**Texto proporcionado**
◆ ◆ ◆ ◆ ◆

A comienzos de la década, Mauro Viale era un blanco recurrente del ala cultural de Página/12, epítome del progresismo antimenemista. No tanto como Gerardo Sofovich, pero Mauro Viale también era algo más que un periodista televisivo: era un símbolo. Y en su caso, la palabra que salía de los trazos más ilustres repetían la misma palabra: amarillismo. Viale respondía y devolvía: “Una vez leí a un filósofo que decía que el amarillismo era tanto el de la página policial como el de Página/12, que publica en la tapa la avispa del presidente, y se preguntaba qué era más amarillo (...). La frontera es delicada”.
Los cuestionamientos se repetían. Y las narrativas en torno a él postulaban la dicotomía: ¿A favor o en contra? Él definía su forma de hacer televisión: “Yo soy ético, absolutamente ético. Sin embargo, como soy periodista, a veces creo que hay que mostrar las cosas con crudeza, con rigor, porque la conmoción hace que la gente se sacuda y entienda mejor”. Cuando se lo lee en entrevistas hechas por otros -que no han sido tantas si se piensa en los 50 años de actividad en los medios y en su influencia-, se comprende por qué tantas personas de la televisión lo señalan como un maestro de los formatos y de la búsqueda de noticias.

◆ ◆ ◆ ◆ ◆

**Ítems proporcionados**
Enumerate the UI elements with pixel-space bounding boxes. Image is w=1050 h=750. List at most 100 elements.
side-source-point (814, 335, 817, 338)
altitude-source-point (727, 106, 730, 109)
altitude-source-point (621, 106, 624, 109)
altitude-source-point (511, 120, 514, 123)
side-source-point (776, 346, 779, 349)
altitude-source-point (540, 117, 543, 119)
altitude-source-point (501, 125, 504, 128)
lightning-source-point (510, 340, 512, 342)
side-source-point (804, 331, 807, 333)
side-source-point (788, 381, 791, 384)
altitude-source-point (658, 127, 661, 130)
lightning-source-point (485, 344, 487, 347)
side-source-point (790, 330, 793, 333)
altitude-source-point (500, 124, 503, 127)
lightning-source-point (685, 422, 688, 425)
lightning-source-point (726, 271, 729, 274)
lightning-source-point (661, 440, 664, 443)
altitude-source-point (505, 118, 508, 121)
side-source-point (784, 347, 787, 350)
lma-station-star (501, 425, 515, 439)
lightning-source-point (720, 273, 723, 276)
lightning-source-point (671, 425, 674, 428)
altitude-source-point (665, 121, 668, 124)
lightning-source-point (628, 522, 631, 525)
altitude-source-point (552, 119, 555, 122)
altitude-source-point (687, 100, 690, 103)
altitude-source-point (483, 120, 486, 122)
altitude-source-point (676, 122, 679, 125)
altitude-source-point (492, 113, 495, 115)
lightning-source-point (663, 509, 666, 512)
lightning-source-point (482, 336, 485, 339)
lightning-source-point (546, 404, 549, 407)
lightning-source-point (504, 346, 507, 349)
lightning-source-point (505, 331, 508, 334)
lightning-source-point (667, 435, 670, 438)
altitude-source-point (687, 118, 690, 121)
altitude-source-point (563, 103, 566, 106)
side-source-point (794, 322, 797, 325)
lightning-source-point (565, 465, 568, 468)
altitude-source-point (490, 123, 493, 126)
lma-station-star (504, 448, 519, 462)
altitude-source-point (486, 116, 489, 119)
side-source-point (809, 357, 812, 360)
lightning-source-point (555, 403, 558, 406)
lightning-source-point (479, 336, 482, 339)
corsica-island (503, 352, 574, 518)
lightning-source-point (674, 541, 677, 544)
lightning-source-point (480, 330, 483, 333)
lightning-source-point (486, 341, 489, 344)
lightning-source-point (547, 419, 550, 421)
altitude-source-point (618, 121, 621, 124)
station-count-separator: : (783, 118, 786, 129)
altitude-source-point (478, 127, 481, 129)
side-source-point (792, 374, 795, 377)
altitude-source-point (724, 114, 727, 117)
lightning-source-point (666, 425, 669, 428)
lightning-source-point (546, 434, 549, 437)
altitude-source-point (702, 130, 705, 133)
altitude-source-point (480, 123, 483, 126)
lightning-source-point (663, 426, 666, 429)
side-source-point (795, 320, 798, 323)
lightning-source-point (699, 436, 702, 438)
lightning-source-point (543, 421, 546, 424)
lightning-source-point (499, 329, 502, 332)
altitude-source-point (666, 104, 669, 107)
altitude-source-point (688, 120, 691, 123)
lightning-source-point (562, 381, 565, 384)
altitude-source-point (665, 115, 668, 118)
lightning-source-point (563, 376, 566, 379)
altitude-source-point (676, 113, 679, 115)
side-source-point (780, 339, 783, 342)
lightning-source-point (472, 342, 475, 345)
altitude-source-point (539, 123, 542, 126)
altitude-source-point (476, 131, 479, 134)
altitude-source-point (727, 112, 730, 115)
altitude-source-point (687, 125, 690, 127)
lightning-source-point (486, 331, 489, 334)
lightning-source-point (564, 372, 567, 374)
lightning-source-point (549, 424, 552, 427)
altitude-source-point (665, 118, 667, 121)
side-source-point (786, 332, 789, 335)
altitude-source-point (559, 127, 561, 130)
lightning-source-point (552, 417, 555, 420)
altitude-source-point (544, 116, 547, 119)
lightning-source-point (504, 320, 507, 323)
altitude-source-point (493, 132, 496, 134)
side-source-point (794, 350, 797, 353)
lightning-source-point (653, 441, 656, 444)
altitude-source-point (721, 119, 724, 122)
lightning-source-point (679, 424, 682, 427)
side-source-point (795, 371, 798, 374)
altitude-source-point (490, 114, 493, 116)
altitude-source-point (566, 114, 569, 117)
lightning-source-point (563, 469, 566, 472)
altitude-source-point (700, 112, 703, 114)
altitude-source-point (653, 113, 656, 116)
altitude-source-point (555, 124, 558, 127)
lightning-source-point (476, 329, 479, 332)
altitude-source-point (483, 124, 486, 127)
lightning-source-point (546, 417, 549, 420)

◆ ◆ ◆ ◆ ◆

**Consigna de trabajo 1**
Extrae del texto sobre Mauro Viale el fragmento que va desde "Los cuestionamientos se" hasta "búsqueda de noticias.", ambos incluidos.
**Consigna de trabajo 2**
Según el texto sobre Mauro Viale, ¿cuántos años de actividad en los medios tuvo Viale?

**Respuesta 1**
Los cuestionamientos se repetían. Y las narrativas en torno a él postulaban la dicotomía: ¿A favor o en contra? Él definía su forma de hacer televisión: “Yo soy ético, absolutamente ético. Sin embargo, como soy periodista, a veces creo que hay que mostrar las cosas con crudeza, con rigor, porque la conmoción hace que la gente se sacuda y entienda mejor”. Cuando se lo lee en entrevistas hechas por otros -que no han sido tantas si se piensa en los 50 años de actividad en los medios y en su influencia-, se comprende por qué tantas personas de la televisión lo señalan como un maestro de los formatos y de la búsqueda de noticias.

**Respuesta 2**
50 años.